(Provided records)

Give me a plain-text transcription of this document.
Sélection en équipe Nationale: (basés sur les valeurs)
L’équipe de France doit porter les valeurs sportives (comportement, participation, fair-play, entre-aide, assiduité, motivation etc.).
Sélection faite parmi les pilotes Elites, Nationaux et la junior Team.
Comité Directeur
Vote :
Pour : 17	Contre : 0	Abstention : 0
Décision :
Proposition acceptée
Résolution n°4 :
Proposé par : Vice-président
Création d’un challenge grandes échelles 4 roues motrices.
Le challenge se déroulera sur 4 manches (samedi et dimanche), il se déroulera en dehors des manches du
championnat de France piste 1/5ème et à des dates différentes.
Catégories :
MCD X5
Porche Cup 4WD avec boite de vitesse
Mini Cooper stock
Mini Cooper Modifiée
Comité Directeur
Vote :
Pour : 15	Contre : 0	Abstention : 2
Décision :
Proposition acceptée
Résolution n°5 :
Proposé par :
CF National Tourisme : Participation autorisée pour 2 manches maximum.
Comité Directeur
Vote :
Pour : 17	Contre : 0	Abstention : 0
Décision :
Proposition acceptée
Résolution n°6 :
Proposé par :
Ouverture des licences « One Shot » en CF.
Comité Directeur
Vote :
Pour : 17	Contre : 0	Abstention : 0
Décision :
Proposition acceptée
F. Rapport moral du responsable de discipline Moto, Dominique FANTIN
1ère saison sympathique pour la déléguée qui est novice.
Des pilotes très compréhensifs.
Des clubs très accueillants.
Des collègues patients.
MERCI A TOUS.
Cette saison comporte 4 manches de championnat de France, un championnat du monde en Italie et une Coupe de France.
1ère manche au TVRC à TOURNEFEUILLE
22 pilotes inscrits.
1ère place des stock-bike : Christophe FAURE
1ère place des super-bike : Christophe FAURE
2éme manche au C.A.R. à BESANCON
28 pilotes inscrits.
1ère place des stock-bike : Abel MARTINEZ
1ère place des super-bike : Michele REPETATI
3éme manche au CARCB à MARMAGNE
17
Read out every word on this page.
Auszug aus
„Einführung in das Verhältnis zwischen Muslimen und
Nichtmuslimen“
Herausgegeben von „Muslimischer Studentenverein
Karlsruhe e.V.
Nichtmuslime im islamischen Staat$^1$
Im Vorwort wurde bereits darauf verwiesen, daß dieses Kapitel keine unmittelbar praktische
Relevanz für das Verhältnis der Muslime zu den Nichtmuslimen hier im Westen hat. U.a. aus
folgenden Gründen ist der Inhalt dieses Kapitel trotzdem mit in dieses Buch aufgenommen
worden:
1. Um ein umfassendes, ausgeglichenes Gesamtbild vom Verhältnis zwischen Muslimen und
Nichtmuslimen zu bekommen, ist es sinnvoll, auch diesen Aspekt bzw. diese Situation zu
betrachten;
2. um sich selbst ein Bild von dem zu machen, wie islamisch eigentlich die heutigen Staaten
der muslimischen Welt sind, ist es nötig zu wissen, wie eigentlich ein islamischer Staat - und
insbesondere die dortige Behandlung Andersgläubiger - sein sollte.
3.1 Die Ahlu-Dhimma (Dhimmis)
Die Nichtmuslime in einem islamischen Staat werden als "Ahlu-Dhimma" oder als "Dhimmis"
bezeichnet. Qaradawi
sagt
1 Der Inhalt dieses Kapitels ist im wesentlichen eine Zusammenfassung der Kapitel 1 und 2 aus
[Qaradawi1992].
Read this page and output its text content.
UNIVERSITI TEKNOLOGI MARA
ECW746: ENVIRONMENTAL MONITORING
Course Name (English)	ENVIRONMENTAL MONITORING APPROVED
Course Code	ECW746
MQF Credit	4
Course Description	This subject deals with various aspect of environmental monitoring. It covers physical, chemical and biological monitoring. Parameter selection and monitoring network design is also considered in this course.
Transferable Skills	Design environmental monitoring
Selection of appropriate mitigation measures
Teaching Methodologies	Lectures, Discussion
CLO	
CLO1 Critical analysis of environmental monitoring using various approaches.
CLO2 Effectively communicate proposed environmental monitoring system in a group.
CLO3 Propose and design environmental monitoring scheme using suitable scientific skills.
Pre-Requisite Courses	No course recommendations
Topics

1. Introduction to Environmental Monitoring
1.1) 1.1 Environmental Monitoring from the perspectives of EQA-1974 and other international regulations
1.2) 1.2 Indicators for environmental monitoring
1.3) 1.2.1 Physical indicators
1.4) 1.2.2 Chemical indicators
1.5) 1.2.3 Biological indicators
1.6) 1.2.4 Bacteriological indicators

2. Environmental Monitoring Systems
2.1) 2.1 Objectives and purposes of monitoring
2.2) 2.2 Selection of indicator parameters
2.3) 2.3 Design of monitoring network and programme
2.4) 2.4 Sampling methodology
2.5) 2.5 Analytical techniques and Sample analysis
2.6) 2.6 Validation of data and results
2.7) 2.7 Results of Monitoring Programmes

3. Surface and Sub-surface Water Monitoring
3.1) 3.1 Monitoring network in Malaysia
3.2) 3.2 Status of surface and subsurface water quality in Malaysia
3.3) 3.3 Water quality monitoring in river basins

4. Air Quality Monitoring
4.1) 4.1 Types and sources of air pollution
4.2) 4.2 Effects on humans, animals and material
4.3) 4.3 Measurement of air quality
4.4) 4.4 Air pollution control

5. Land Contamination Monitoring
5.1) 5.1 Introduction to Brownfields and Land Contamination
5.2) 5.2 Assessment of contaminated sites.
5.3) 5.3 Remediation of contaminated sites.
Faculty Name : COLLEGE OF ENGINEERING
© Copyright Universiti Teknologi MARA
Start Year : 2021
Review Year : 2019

(End Provided records)

Your task: Could you return every line from the entries above in which the string "Résolution" occurs?

Solved exercise:
Résolution n°4 :
Résolution n°5 :
Résolution n°6 :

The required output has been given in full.